• **What is expected**:
Copy out each line that mentions the word "يساوي".

• **Dataset records**:
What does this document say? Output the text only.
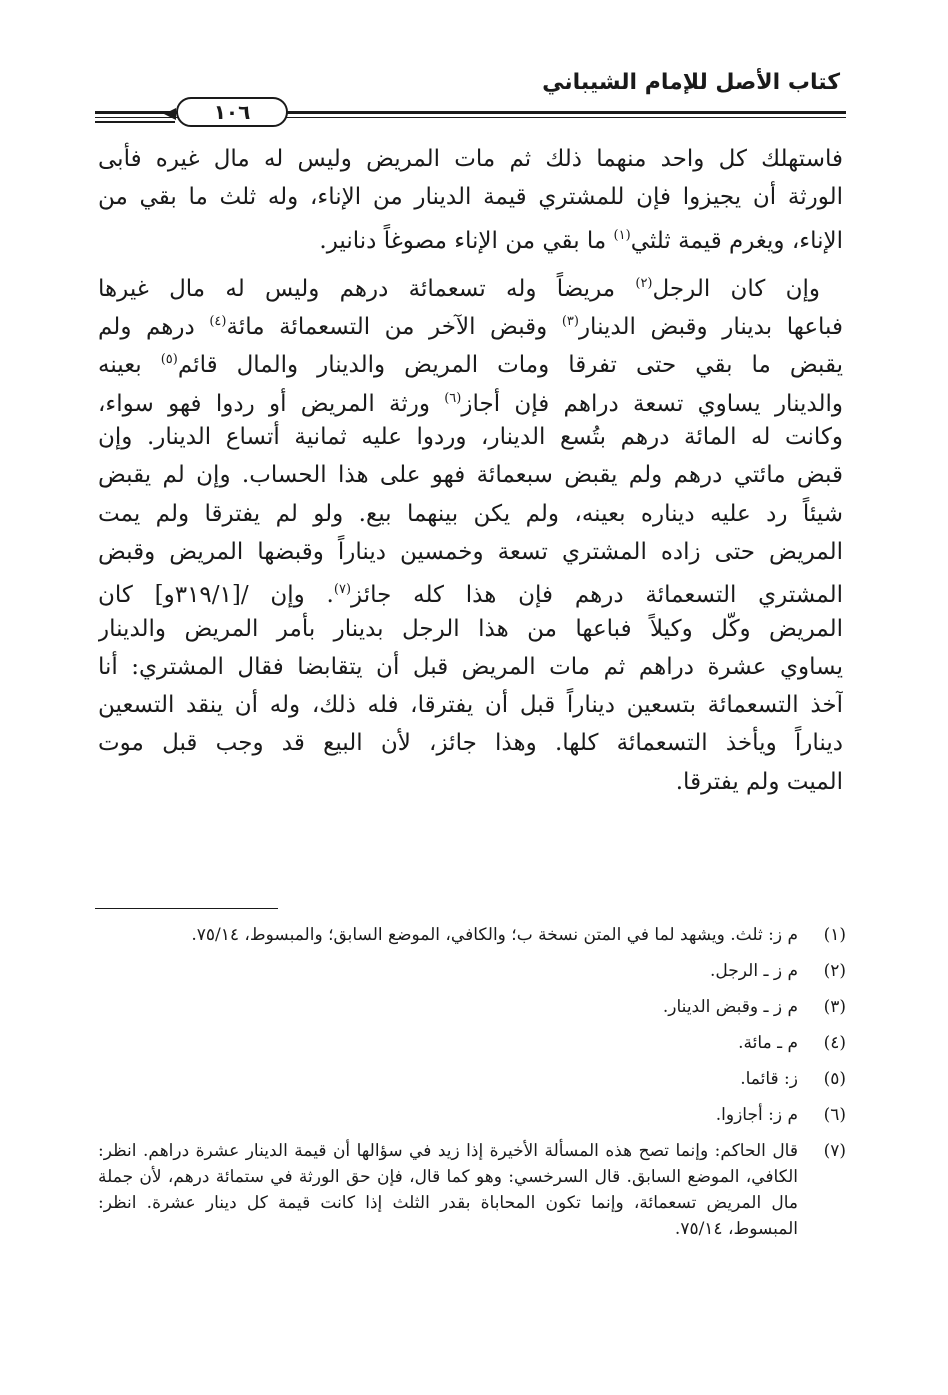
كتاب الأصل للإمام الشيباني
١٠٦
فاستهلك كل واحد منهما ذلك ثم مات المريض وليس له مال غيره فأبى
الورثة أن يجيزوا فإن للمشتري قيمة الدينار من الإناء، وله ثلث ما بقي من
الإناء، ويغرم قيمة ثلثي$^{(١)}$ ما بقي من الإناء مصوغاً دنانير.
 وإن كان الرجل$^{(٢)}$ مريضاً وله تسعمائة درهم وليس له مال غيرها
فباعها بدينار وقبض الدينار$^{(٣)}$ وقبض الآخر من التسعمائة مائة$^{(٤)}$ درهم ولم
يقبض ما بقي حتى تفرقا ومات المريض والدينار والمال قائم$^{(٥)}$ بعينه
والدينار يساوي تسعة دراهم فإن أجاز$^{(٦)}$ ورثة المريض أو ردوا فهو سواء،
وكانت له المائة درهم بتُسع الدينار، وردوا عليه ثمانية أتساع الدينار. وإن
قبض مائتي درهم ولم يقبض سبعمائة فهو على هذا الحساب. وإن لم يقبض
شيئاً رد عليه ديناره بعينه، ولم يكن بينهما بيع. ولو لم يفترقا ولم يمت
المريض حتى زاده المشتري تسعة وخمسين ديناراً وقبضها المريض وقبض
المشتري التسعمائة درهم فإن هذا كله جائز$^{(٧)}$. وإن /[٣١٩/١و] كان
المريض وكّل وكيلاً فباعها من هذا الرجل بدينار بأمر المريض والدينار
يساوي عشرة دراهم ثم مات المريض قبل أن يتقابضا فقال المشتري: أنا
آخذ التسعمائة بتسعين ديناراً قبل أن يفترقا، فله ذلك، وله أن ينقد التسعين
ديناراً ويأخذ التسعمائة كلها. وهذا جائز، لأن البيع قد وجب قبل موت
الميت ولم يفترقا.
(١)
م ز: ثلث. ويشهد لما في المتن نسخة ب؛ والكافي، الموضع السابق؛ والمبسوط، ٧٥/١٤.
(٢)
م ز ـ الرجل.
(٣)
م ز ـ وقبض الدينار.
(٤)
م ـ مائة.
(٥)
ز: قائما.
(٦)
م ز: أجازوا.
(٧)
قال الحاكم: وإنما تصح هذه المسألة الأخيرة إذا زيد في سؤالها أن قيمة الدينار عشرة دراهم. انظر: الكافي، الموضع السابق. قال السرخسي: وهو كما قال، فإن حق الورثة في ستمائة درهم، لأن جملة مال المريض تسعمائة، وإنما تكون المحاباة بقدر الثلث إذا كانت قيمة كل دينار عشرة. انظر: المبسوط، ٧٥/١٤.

==

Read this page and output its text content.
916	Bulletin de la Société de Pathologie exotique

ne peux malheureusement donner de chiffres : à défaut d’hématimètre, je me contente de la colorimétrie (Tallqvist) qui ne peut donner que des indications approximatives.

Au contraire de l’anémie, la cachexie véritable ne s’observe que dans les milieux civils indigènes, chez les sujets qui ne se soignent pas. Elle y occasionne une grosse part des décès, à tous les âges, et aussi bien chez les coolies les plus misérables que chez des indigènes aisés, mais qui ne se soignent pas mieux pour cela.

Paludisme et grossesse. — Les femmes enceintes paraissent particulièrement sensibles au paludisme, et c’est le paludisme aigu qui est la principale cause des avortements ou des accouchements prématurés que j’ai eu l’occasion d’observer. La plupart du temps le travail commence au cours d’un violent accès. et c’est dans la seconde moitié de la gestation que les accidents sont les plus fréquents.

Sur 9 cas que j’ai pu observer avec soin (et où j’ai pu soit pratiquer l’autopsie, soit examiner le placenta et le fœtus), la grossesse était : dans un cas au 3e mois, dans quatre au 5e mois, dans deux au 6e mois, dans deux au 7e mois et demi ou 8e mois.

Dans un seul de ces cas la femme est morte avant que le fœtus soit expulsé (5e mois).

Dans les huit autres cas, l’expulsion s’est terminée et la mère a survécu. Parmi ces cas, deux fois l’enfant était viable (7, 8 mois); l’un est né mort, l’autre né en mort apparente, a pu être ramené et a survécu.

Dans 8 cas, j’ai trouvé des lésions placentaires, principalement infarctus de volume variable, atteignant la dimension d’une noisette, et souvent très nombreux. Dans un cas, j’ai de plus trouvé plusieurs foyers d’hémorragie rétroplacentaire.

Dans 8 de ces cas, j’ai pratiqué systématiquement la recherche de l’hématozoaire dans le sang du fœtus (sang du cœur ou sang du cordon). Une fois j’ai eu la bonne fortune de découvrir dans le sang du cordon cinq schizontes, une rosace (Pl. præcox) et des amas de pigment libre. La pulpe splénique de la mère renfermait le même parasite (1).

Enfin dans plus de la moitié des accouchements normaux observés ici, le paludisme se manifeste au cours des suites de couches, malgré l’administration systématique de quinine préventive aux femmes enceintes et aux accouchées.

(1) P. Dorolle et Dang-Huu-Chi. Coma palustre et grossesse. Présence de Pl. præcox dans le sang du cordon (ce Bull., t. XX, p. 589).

• **Answer for this exercise**:
والدينار يساوي تسعة دراهم فإن أجاز$^{(٦)}$ ورثة المريض أو ردوا فهو سواء،
يساوي عشرة دراهم ثم مات المريض قبل أن يتقابضا فقال المشتري: أنا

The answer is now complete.